*Supplied entries*:
******

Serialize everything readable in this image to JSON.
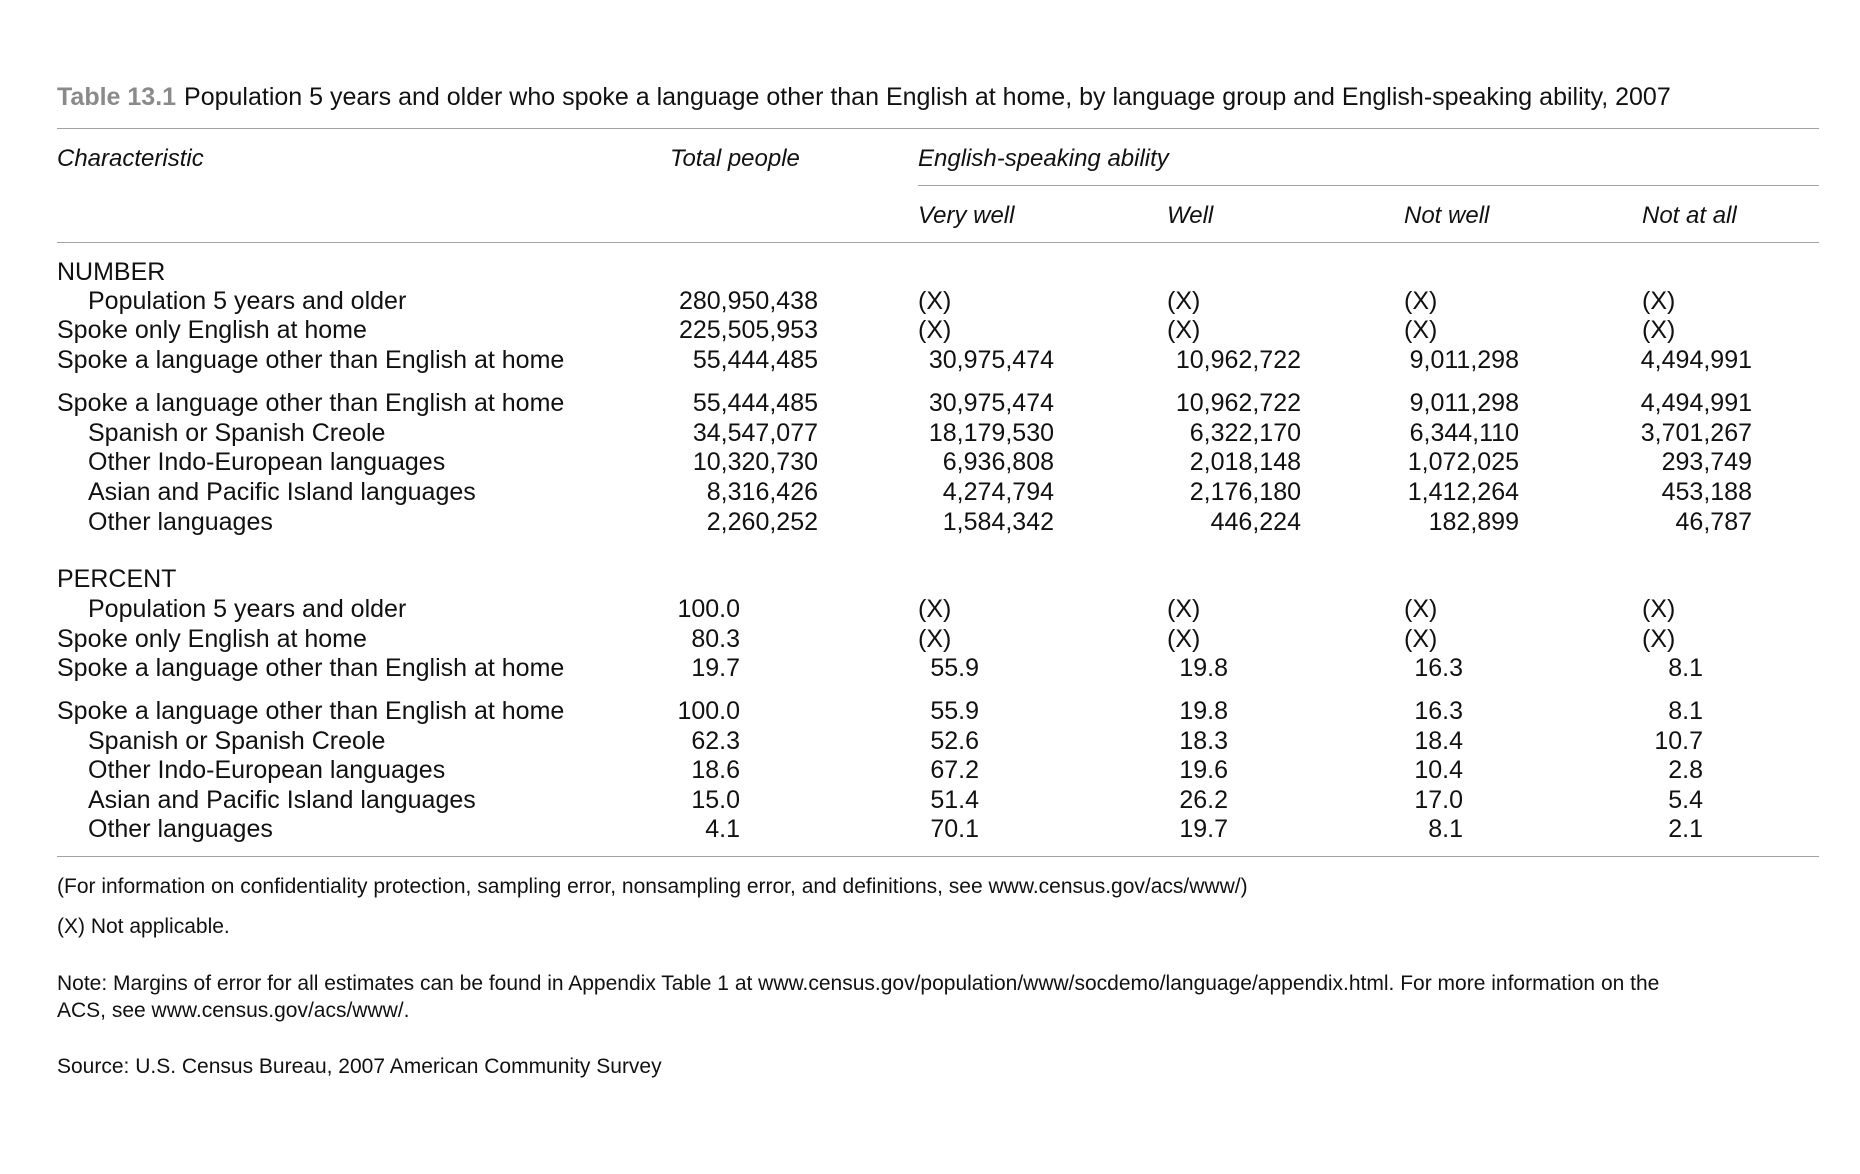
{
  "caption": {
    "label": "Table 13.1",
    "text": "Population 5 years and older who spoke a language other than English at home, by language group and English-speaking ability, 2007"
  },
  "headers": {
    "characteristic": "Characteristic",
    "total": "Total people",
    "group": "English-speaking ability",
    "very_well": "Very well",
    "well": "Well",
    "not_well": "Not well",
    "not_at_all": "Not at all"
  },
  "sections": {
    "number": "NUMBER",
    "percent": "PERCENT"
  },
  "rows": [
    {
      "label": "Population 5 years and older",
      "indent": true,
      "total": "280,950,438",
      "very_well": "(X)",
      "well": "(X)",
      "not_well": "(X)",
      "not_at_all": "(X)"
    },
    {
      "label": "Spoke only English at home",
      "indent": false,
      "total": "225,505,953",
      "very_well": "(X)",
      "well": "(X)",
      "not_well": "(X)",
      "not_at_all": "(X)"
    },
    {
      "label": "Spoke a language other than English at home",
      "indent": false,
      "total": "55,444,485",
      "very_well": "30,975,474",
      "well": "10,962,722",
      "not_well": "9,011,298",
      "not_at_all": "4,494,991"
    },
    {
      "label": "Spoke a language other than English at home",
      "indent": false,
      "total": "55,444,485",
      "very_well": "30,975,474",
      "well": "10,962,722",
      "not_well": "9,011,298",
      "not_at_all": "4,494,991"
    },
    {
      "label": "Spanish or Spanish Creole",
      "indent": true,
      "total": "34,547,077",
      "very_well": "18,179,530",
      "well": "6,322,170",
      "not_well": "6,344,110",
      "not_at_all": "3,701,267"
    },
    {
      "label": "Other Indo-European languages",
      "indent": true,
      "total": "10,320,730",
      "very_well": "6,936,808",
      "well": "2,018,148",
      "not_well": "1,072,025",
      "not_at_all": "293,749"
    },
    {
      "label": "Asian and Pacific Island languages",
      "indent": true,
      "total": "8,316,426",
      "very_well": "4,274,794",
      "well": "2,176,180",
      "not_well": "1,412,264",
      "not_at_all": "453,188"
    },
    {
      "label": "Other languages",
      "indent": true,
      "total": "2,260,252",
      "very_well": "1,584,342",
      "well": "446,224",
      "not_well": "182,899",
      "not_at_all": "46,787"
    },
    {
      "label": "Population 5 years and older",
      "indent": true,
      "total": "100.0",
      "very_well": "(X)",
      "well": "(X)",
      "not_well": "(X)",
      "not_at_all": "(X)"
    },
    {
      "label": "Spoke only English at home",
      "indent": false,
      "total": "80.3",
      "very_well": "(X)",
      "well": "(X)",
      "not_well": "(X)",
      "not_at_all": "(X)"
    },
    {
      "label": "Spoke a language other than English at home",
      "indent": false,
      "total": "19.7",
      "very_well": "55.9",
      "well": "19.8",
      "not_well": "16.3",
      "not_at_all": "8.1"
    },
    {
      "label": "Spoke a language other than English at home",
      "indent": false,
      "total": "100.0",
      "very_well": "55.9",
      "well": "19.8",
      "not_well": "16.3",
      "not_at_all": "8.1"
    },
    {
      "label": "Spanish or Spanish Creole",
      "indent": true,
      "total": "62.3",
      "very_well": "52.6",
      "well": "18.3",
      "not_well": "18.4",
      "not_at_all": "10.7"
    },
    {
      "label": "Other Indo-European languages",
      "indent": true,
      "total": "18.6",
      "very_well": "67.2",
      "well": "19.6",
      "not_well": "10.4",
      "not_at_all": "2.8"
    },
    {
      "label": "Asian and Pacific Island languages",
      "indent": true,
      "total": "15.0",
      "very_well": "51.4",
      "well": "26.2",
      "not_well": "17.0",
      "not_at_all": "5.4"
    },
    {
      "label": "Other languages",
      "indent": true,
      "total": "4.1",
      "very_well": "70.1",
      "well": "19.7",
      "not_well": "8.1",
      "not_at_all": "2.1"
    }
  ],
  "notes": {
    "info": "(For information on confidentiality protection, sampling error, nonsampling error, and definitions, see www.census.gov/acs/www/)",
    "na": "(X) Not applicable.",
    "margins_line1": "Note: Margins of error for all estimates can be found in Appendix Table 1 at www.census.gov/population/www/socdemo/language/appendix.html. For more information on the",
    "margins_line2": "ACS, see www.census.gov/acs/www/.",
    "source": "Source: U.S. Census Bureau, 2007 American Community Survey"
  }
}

******

*Your instructions*:
Reproduce the data verbatim. Do not carry any picture into the copy.

*Response to this task*:
Serialize everything readable in this image to JSON.
{
  "caption": {
    "label": "Table 13.1",
    "text": "Population 5 years and older who spoke a language other than English at home, by language group and English-speaking ability, 2007"
  },
  "headers": {
    "characteristic": "Characteristic",
    "total": "Total people",
    "group": "English-speaking ability",
    "very_well": "Very well",
    "well": "Well",
    "not_well": "Not well",
    "not_at_all": "Not at all"
  },
  "sections": {
    "number": "NUMBER",
    "percent": "PERCENT"
  },
  "rows": [
    {
      "label": "Population 5 years and older",
      "indent": true,
      "total": "280,950,438",
      "very_well": "(X)",
      "well": "(X)",
      "not_well": "(X)",
      "not_at_all": "(X)"
    },
    {
      "label": "Spoke only English at home",
      "indent": false,
      "total": "225,505,953",
      "very_well": "(X)",
      "well": "(X)",
      "not_well": "(X)",
      "not_at_all": "(X)"
    },
    {
      "label": "Spoke a language other than English at home",
      "indent": false,
      "total": "55,444,485",
      "very_well": "30,975,474",
      "well": "10,962,722",
      "not_well": "9,011,298",
      "not_at_all": "4,494,991"
    },
    {
      "label": "Spoke a language other than English at home",
      "indent": false,
      "total": "55,444,485",
      "very_well": "30,975,474",
      "well": "10,962,722",
      "not_well": "9,011,298",
      "not_at_all": "4,494,991"
    },
    {
      "label": "Spanish or Spanish Creole",
      "indent": true,
      "total": "34,547,077",
      "very_well": "18,179,530",
      "well": "6,322,170",
      "not_well": "6,344,110",
      "not_at_all": "3,701,267"
    },
    {
      "label": "Other Indo-European languages",
      "indent": true,
      "total": "10,320,730",
      "very_well": "6,936,808",
      "well": "2,018,148",
      "not_well": "1,072,025",
      "not_at_all": "293,749"
    },
    {
      "label": "Asian and Pacific Island languages",
      "indent": true,
      "total": "8,316,426",
      "very_well": "4,274,794",
      "well": "2,176,180",
      "not_well": "1,412,264",
      "not_at_all": "453,188"
    },
    {
      "label": "Other languages",
      "indent": true,
      "total": "2,260,252",
      "very_well": "1,584,342",
      "well": "446,224",
      "not_well": "182,899",
      "not_at_all": "46,787"
    },
    {
      "label": "Population 5 years and older",
      "indent": true,
      "total": "100.0",
      "very_well": "(X)",
      "well": "(X)",
      "not_well": "(X)",
      "not_at_all": "(X)"
    },
    {
      "label": "Spoke only English at home",
      "indent": false,
      "total": "80.3",
      "very_well": "(X)",
      "well": "(X)",
      "not_well": "(X)",
      "not_at_all": "(X)"
    },
    {
      "label": "Spoke a language other than English at home",
      "indent": false,
      "total": "19.7",
      "very_well": "55.9",
      "well": "19.8",
      "not_well": "16.3",
      "not_at_all": "8.1"
    },
    {
      "label": "Spoke a language other than English at home",
      "indent": false,
      "total": "100.0",
      "very_well": "55.9",
      "well": "19.8",
      "not_well": "16.3",
      "not_at_all": "8.1"
    },
    {
      "label": "Spanish or Spanish Creole",
      "indent": true,
      "total": "62.3",
      "very_well": "52.6",
      "well": "18.3",
      "not_well": "18.4",
      "not_at_all": "10.7"
    },
    {
      "label": "Other Indo-European languages",
      "indent": true,
      "total": "18.6",
      "very_well": "67.2",
      "well": "19.6",
      "not_well": "10.4",
      "not_at_all": "2.8"
    },
    {
      "label": "Asian and Pacific Island languages",
      "indent": true,
      "total": "15.0",
      "very_well": "51.4",
      "well": "26.2",
      "not_well": "17.0",
      "not_at_all": "5.4"
    },
    {
      "label": "Other languages",
      "indent": true,
      "total": "4.1",
      "very_well": "70.1",
      "well": "19.7",
      "not_well": "8.1",
      "not_at_all": "2.1"
    }
  ],
  "notes": {
    "info": "(For information on confidentiality protection, sampling error, nonsampling error, and definitions, see www.census.gov/acs/www/)",
    "na": "(X) Not applicable.",
    "margins_line1": "Note: Margins of error for all estimates can be found in Appendix Table 1 at www.census.gov/population/www/socdemo/language/appendix.html. For more information on the",
    "margins_line2": "ACS, see www.census.gov/acs/www/.",
    "source": "Source: U.S. Census Bureau, 2007 American Community Survey"
  }
}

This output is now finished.